(begin)
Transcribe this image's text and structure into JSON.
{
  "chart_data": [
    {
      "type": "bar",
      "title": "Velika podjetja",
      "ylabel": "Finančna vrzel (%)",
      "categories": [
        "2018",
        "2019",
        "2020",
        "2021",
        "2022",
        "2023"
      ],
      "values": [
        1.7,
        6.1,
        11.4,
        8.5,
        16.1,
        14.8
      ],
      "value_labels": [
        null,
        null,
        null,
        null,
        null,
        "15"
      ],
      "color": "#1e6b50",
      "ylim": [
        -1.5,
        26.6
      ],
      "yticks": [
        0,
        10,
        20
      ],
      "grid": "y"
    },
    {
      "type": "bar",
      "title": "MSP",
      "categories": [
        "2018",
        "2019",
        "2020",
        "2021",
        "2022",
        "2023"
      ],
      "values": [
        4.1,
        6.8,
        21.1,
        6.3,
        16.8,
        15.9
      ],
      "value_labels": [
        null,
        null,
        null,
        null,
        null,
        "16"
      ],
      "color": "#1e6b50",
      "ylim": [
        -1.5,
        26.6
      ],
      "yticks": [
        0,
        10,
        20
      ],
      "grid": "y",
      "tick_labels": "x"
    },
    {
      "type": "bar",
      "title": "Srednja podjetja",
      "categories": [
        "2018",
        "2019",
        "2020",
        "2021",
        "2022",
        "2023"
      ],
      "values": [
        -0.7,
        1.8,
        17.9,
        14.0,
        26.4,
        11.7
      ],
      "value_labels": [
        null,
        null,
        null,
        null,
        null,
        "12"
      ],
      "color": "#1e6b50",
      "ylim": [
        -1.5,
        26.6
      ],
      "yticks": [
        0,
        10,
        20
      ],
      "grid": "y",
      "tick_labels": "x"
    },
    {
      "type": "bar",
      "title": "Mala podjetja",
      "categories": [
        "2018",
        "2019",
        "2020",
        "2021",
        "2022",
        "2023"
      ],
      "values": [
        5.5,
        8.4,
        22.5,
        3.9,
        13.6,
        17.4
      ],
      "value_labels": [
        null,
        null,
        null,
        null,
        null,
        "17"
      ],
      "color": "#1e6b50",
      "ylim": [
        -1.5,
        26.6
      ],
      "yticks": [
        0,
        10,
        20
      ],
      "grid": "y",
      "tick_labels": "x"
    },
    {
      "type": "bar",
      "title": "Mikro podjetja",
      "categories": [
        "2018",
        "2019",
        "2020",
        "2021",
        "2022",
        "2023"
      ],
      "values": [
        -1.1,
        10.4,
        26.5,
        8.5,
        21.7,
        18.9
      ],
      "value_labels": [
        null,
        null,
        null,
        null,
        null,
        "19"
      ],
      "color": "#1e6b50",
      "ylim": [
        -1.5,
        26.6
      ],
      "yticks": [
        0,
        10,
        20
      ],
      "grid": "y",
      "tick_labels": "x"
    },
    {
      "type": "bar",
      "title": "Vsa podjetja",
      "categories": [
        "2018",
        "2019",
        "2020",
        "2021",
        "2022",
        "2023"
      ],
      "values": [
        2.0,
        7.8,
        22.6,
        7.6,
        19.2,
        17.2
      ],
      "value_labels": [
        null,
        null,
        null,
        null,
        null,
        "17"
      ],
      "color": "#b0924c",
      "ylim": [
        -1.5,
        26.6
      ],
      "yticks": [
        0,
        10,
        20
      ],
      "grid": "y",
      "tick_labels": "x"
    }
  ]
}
(end)
Copy every line of the records word for word.

**SOLUTION FOR THIS EXERCISE:**
Transcribe this image's text and structure into JSON.
{
  "chart_data": [
    {
      "type": "bar",
      "title": "Velika podjetja",
      "ylabel": "Finančna vrzel (%)",
      "categories": [
        "2018",
        "2019",
        "2020",
        "2021",
        "2022",
        "2023"
      ],
      "values": [
        1.7,
        6.1,
        11.4,
        8.5,
        16.1,
        14.8
      ],
      "value_labels": [
        null,
        null,
        null,
        null,
        null,
        "15"
      ],
      "color": "#1e6b50",
      "ylim": [
        -1.5,
        26.6
      ],
      "yticks": [
        0,
        10,
        20
      ],
      "grid": "y"
    },
    {
      "type": "bar",
      "title": "MSP",
      "categories": [
        "2018",
        "2019",
        "2020",
        "2021",
        "2022",
        "2023"
      ],
      "values": [
        4.1,
        6.8,
        21.1,
        6.3,
        16.8,
        15.9
      ],
      "value_labels": [
        null,
        null,
        null,
        null,
        null,
        "16"
      ],
      "color": "#1e6b50",
      "ylim": [
        -1.5,
        26.6
      ],
      "yticks": [
        0,
        10,
        20
      ],
      "grid": "y",
      "tick_labels": "x"
    },
    {
      "type": "bar",
      "title": "Srednja podjetja",
      "categories": [
        "2018",
        "2019",
        "2020",
        "2021",
        "2022",
        "2023"
      ],
      "values": [
        -0.7,
        1.8,
        17.9,
        14.0,
        26.4,
        11.7
      ],
      "value_labels": [
        null,
        null,
        null,
        null,
        null,
        "12"
      ],
      "color": "#1e6b50",
      "ylim": [
        -1.5,
        26.6
      ],
      "yticks": [
        0,
        10,
        20
      ],
      "grid": "y",
      "tick_labels": "x"
    },
    {
      "type": "bar",
      "title": "Mala podjetja",
      "categories": [
        "2018",
        "2019",
        "2020",
        "2021",
        "2022",
        "2023"
      ],
      "values": [
        5.5,
        8.4,
        22.5,
        3.9,
        13.6,
        17.4
      ],
      "value_labels": [
        null,
        null,
        null,
        null,
        null,
        "17"
      ],
      "color": "#1e6b50",
      "ylim": [
        -1.5,
        26.6
      ],
      "yticks": [
        0,
        10,
        20
      ],
      "grid": "y",
      "tick_labels": "x"
    },
    {
      "type": "bar",
      "title": "Mikro podjetja",
      "categories": [
        "2018",
        "2019",
        "2020",
        "2021",
        "2022",
        "2023"
      ],
      "values": [
        -1.1,
        10.4,
        26.5,
        8.5,
        21.7,
        18.9
      ],
      "value_labels": [
        null,
        null,
        null,
        null,
        null,
        "19"
      ],
      "color": "#1e6b50",
      "ylim": [
        -1.5,
        26.6
      ],
      "yticks": [
        0,
        10,
        20
      ],
      "grid": "y",
      "tick_labels": "x"
    },
    {
      "type": "bar",
      "title": "Vsa podjetja",
      "categories": [
        "2018",
        "2019",
        "2020",
        "2021",
        "2022",
        "2023"
      ],
      "values": [
        2.0,
        7.8,
        22.6,
        7.6,
        19.2,
        17.2
      ],
      "value_labels": [
        null,
        null,
        null,
        null,
        null,
        "17"
      ],
      "color": "#b0924c",
      "ylim": [
        -1.5,
        26.6
      ],
      "yticks": [
        0,
        10,
        20
      ],
      "grid": "y",
      "tick_labels": "x"
    }
  ]
}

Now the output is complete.